Collect every line in the records below that contains the word "following".

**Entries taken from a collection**
:::

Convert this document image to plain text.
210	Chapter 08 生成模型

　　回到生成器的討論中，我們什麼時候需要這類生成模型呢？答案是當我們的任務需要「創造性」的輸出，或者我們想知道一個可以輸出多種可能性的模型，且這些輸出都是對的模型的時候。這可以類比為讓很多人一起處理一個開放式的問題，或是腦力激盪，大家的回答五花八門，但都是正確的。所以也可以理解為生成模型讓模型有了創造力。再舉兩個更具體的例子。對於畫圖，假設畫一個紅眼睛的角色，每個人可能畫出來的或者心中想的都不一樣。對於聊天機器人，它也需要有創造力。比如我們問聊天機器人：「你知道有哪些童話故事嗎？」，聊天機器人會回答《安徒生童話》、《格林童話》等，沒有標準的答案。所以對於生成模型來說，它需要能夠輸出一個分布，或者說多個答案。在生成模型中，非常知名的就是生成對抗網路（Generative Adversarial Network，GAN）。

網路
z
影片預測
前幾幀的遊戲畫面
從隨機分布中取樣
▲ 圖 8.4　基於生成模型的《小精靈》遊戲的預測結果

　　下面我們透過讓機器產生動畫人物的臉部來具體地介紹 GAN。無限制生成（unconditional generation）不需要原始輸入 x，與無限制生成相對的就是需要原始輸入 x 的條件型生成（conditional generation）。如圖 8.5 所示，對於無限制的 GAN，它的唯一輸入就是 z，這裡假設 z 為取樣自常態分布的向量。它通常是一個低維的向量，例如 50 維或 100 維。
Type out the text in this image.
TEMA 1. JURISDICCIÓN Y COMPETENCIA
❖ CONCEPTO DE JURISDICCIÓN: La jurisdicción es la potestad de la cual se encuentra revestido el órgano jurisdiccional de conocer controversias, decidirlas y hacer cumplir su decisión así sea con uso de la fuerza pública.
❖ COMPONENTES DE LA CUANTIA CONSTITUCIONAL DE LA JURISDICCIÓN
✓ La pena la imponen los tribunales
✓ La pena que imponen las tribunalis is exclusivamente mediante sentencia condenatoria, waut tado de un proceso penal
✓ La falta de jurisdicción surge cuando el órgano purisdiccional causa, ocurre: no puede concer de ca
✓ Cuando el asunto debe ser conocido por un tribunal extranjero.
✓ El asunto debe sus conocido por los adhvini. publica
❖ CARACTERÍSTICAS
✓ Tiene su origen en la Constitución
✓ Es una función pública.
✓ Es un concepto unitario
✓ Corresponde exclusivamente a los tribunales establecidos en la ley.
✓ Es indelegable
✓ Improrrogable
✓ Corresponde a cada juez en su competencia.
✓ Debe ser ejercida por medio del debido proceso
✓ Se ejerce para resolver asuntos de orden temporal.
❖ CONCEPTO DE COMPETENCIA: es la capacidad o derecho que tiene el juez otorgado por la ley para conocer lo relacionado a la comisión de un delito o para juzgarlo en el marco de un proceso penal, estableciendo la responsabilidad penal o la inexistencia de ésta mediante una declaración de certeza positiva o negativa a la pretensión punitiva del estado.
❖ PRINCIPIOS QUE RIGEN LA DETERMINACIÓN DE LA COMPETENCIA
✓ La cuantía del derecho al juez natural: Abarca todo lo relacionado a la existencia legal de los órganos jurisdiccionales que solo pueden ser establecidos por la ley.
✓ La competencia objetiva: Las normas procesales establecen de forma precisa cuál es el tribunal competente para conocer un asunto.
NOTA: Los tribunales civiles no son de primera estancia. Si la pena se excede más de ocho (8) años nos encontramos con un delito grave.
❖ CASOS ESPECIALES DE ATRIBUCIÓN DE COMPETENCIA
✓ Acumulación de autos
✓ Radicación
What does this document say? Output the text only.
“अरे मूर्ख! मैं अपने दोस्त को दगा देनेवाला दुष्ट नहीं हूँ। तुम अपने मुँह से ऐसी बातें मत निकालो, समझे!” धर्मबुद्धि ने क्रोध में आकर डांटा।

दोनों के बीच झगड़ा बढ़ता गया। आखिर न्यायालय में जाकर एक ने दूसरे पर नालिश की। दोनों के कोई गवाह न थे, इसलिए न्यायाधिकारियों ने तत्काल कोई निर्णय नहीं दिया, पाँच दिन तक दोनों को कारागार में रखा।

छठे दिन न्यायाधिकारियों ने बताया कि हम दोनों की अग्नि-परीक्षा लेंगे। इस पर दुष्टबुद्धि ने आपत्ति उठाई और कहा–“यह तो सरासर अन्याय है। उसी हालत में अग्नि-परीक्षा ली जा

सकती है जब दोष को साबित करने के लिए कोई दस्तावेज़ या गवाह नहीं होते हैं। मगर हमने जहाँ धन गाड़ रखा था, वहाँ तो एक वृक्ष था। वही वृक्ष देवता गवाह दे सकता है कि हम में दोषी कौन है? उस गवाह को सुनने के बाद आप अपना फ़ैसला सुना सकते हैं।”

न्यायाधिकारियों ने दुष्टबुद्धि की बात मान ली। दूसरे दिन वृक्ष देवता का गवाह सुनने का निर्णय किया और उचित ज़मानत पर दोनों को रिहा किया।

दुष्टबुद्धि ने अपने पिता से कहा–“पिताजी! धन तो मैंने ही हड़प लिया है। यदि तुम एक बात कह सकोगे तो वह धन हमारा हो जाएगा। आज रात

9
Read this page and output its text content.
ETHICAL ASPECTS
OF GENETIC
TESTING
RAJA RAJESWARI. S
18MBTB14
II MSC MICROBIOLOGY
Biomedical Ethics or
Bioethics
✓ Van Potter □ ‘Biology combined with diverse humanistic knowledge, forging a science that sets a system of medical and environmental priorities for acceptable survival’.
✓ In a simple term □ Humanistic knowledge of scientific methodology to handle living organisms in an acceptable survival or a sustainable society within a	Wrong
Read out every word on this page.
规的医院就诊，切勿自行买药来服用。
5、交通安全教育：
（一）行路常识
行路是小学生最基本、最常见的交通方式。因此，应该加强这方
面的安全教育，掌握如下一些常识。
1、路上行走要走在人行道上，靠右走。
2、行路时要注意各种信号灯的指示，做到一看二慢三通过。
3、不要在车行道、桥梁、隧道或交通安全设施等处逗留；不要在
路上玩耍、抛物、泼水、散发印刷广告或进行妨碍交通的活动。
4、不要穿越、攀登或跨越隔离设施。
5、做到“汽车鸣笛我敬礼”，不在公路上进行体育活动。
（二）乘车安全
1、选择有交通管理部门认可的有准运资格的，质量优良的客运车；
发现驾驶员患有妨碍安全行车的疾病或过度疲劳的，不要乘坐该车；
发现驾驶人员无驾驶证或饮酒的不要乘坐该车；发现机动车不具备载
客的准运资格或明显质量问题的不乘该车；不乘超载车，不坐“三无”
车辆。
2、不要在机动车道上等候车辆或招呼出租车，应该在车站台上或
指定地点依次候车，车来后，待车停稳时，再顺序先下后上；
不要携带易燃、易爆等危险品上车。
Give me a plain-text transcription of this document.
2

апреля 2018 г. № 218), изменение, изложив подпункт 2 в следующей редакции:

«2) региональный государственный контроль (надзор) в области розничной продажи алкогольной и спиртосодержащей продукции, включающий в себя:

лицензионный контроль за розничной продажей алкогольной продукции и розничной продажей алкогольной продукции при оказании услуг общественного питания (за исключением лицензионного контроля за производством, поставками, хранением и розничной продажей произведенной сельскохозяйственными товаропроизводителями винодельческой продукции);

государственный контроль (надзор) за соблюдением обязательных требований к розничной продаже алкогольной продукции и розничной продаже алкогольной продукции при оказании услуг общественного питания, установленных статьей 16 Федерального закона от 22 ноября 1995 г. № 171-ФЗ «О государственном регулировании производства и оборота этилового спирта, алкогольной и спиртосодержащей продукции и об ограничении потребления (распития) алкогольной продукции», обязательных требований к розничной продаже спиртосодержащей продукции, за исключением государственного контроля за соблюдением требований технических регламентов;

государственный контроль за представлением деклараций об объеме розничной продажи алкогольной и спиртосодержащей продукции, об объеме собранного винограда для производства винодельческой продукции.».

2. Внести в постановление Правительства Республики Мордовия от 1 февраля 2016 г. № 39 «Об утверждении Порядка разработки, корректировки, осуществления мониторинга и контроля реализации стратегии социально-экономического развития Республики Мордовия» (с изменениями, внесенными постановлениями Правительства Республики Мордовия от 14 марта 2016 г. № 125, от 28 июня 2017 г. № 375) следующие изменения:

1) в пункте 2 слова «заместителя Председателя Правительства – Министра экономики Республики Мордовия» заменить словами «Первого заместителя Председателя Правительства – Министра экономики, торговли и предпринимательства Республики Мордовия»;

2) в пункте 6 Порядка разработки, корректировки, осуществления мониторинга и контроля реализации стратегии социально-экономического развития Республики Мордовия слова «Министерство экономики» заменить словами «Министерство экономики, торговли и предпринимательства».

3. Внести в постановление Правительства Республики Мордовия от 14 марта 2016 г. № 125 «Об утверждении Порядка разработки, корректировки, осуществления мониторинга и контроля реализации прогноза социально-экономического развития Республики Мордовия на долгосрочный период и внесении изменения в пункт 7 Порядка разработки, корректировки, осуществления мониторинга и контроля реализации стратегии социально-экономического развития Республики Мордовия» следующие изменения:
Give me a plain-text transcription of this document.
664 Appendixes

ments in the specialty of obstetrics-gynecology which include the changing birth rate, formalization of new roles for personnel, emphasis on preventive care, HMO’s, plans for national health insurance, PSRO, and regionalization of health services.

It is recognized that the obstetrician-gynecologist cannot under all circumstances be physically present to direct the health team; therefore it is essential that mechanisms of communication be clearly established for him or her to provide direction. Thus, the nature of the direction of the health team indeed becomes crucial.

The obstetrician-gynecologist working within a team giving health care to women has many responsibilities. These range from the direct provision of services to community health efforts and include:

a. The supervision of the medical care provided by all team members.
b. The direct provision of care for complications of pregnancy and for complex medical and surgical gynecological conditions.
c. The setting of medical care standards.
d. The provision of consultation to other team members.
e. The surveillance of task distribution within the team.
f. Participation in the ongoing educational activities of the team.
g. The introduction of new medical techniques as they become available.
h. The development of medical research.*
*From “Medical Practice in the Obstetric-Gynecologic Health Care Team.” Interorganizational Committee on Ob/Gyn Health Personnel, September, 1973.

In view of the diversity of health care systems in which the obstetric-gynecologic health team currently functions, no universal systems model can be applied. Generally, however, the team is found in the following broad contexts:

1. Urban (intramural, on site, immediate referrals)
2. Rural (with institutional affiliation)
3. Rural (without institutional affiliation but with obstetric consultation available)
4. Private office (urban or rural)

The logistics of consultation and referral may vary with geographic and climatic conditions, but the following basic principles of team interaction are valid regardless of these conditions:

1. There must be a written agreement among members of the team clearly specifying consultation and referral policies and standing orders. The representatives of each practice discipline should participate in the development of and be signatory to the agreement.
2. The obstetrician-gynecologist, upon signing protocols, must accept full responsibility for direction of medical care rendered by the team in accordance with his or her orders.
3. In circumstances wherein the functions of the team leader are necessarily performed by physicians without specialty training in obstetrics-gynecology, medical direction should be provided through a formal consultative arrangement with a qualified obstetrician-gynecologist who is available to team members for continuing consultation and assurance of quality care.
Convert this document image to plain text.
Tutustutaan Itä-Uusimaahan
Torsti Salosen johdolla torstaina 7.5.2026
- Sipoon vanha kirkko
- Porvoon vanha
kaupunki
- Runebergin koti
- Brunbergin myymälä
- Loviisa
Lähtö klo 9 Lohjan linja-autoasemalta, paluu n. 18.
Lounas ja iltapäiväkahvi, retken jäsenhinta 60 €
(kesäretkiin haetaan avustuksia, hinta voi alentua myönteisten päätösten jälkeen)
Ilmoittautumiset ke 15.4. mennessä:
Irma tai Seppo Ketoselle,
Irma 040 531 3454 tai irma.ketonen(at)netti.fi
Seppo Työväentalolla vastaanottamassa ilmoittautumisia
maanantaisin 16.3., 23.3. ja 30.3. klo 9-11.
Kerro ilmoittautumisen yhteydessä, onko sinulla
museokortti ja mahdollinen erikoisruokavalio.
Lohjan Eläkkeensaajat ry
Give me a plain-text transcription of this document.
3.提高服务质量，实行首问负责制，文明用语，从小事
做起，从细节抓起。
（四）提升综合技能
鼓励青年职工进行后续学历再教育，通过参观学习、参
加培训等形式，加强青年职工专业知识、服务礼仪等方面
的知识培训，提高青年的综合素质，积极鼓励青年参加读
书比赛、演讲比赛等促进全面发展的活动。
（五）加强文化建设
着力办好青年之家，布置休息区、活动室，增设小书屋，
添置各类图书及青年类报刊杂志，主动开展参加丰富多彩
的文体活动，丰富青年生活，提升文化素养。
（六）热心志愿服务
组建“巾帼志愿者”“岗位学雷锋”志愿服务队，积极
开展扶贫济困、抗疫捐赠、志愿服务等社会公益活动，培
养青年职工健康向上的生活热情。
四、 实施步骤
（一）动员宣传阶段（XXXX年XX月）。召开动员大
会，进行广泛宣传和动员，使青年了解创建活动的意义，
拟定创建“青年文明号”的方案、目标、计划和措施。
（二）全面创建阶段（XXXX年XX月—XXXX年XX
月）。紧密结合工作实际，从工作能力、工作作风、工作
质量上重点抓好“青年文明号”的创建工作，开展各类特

:::

**Solution**
In view of the diversity of health care systems in which the obstetric-gynecologic health team currently functions, no universal systems model can be applied. Generally, however, the team is found in the following broad contexts:
The logistics of consultation and referral may vary with geographic and climatic conditions, but the following basic principles of team interaction are valid regardless of these conditions:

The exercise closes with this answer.